■ Written instruction
Give the number of lines containing "authors" in this listing, with no other words.

Stored dataset items:
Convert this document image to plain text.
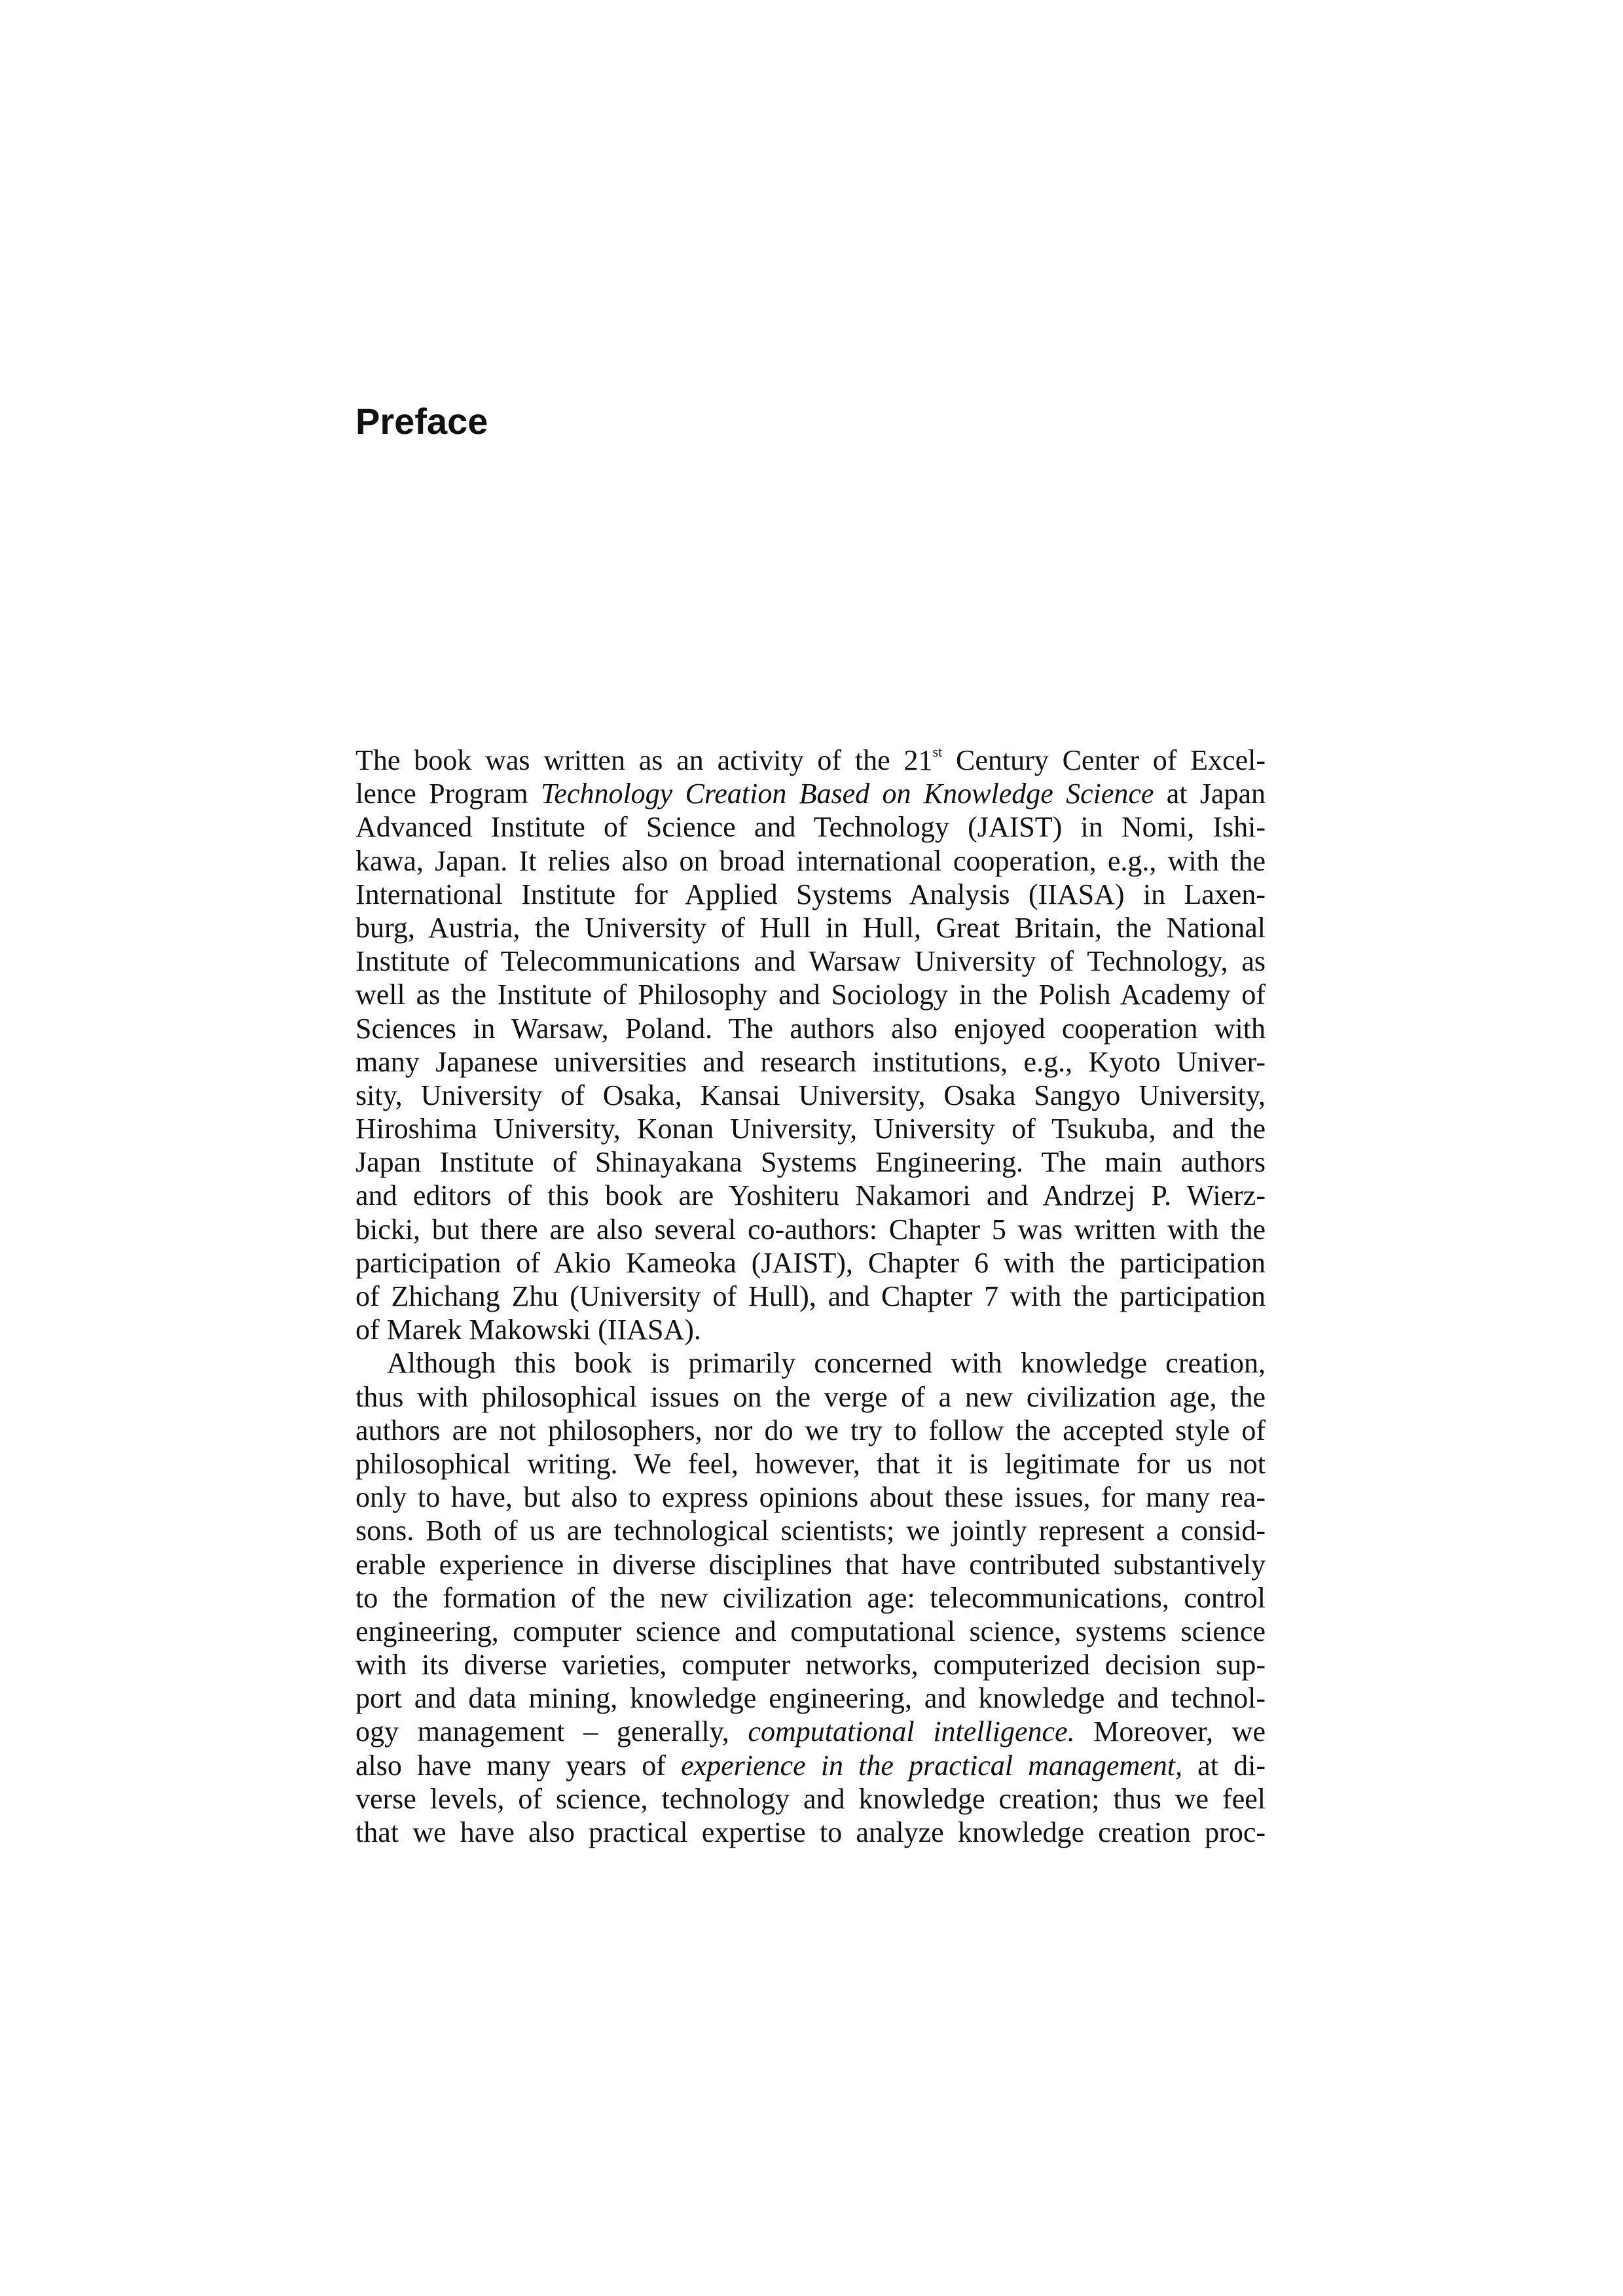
Preface
The book was written as an activity of the 21st Century Center of Excel-
lence Program Technology Creation Based on Knowledge Science at Japan
Advanced Institute of Science and Technology (JAIST) in Nomi, Ishi-
kawa, Japan. It relies also on broad international cooperation, e.g., with the
International Institute for Applied Systems Analysis (IIASA) in Laxen-
burg, Austria, the University of Hull in Hull, Great Britain, the National
Institute of Telecommunications and Warsaw University of Technology, as
well as the Institute of Philosophy and Sociology in the Polish Academy of
Sciences in Warsaw, Poland. The authors also enjoyed cooperation with
many Japanese universities and research institutions, e.g., Kyoto Univer-
sity, University of Osaka, Kansai University, Osaka Sangyo University,
Hiroshima University, Konan University, University of Tsukuba, and the
Japan Institute of Shinayakana Systems Engineering. The main authors
and editors of this book are Yoshiteru Nakamori and Andrzej P. Wierz-
bicki, but there are also several co-authors: Chapter 5 was written with the
participation of Akio Kameoka (JAIST), Chapter 6 with the participation
of Zhichang Zhu (University of Hull), and Chapter 7 with the participation
of Marek Makowski (IIASA).
Although this book is primarily concerned with knowledge creation,
thus with philosophical issues on the verge of a new civilization age, the
authors are not philosophers, nor do we try to follow the accepted style of
philosophical writing. We feel, however, that it is legitimate for us not
only to have, but also to express opinions about these issues, for many rea-
sons. Both of us are technological scientists; we jointly represent a consid-
erable experience in diverse disciplines that have contributed substantively
to the formation of the new civilization age: telecommunications, control
engineering, computer science and computational science, systems science
with its diverse varieties, computer networks, computerized decision sup-
port and data mining, knowledge engineering, and knowledge and technol-
ogy management – generally, computational intelligence. Moreover, we
also have many years of experience in the practical management, at di-
verse levels, of science, technology and knowledge creation; thus we feel
that we have also practical expertise to analyze knowledge creation proc-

■ Task solution
4